→ DATASET EXTRACT

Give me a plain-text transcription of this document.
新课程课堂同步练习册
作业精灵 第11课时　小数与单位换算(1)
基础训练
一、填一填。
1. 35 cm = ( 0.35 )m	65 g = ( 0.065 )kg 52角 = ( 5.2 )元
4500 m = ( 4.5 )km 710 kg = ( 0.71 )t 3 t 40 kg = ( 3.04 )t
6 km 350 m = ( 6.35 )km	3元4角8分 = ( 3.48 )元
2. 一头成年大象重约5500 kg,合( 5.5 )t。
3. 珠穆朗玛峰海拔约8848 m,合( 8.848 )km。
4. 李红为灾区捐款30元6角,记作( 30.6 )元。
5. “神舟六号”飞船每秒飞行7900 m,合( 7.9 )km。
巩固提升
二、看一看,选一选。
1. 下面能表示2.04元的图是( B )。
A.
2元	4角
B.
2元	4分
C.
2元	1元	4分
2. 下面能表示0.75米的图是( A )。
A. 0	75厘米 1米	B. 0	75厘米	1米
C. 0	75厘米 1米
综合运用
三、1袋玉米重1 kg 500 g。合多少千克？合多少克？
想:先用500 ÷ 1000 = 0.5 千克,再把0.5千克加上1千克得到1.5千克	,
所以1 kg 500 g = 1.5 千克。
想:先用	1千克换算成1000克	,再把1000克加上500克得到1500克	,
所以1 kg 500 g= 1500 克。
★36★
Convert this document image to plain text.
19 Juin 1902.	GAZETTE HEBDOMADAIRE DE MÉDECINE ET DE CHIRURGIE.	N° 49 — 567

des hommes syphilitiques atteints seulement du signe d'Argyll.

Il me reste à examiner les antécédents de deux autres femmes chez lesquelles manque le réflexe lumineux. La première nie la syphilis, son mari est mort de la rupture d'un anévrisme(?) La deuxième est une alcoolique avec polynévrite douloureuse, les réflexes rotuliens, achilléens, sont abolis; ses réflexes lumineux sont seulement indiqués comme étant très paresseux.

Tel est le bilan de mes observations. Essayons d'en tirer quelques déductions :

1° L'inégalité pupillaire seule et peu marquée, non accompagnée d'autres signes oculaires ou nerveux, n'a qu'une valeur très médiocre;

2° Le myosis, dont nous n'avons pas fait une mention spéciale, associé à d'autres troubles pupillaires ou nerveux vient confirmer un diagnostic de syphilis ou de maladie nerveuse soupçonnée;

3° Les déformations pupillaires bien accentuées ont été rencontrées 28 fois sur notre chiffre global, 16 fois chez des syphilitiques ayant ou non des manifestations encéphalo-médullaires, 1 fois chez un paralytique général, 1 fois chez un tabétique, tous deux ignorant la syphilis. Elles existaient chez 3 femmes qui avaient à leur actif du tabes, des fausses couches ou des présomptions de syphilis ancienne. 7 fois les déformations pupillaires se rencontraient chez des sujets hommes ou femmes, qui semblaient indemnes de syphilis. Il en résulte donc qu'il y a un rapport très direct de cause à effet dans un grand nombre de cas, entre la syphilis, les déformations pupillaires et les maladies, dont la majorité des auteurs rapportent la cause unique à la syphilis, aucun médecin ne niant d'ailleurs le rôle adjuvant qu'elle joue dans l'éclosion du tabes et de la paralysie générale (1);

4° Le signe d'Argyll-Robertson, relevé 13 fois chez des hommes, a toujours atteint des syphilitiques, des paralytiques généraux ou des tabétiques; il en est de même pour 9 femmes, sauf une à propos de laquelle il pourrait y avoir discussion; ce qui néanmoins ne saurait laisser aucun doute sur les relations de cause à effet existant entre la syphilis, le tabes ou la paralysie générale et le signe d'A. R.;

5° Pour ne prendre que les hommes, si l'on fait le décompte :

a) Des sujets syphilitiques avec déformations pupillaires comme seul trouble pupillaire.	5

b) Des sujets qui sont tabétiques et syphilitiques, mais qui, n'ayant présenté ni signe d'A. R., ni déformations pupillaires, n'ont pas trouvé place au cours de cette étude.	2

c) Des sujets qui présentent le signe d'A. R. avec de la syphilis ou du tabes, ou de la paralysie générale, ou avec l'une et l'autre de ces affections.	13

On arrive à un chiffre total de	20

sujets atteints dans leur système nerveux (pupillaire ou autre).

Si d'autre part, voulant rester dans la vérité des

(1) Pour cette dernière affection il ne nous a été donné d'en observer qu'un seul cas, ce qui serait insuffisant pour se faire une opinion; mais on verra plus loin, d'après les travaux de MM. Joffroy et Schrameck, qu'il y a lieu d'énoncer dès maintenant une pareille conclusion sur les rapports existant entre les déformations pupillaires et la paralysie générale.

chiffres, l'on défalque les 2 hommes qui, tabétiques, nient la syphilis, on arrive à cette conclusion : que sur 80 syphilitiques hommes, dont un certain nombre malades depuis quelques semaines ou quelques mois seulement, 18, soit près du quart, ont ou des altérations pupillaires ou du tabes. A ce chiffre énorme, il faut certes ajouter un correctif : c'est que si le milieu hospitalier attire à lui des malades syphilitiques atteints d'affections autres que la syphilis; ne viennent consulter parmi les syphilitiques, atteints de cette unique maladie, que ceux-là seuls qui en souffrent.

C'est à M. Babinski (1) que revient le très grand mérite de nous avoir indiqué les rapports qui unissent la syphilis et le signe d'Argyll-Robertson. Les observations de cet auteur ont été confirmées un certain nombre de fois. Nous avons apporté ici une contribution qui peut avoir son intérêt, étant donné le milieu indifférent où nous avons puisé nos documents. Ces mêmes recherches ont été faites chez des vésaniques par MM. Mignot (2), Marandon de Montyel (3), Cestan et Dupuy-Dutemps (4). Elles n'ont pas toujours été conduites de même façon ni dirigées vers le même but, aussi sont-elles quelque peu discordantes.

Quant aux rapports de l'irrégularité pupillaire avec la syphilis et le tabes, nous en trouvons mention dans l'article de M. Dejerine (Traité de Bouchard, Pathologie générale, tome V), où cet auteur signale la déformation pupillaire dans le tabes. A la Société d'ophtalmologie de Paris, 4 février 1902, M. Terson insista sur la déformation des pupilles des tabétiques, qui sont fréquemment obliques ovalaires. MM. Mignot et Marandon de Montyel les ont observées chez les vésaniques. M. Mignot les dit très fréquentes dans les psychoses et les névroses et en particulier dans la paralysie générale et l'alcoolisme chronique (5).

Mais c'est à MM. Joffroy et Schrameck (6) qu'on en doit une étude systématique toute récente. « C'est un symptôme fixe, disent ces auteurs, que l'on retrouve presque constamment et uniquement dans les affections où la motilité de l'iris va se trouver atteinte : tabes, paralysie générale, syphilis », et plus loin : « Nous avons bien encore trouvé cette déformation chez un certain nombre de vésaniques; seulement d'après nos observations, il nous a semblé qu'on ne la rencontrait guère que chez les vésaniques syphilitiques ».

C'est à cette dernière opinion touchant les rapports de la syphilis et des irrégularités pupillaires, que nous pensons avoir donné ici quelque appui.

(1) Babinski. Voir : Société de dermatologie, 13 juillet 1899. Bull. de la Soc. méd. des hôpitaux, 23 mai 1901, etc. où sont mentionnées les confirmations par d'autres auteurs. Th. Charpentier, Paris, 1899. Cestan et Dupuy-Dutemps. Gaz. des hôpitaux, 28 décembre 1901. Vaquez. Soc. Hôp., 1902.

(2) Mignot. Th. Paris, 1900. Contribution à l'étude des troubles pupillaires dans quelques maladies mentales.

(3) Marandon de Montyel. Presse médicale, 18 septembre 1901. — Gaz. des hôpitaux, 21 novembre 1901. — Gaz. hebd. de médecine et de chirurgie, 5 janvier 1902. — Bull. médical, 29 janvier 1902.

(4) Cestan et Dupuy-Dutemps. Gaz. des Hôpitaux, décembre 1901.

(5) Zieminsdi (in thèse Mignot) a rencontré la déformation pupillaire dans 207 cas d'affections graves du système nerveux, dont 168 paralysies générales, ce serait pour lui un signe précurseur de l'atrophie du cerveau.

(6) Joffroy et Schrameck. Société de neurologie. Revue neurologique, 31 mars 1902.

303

→ TASK DESCRIPTION
Count the lines in the entries that hold the word "text", and give nothing but the total.

→ RESPONSE TO THE TASK
2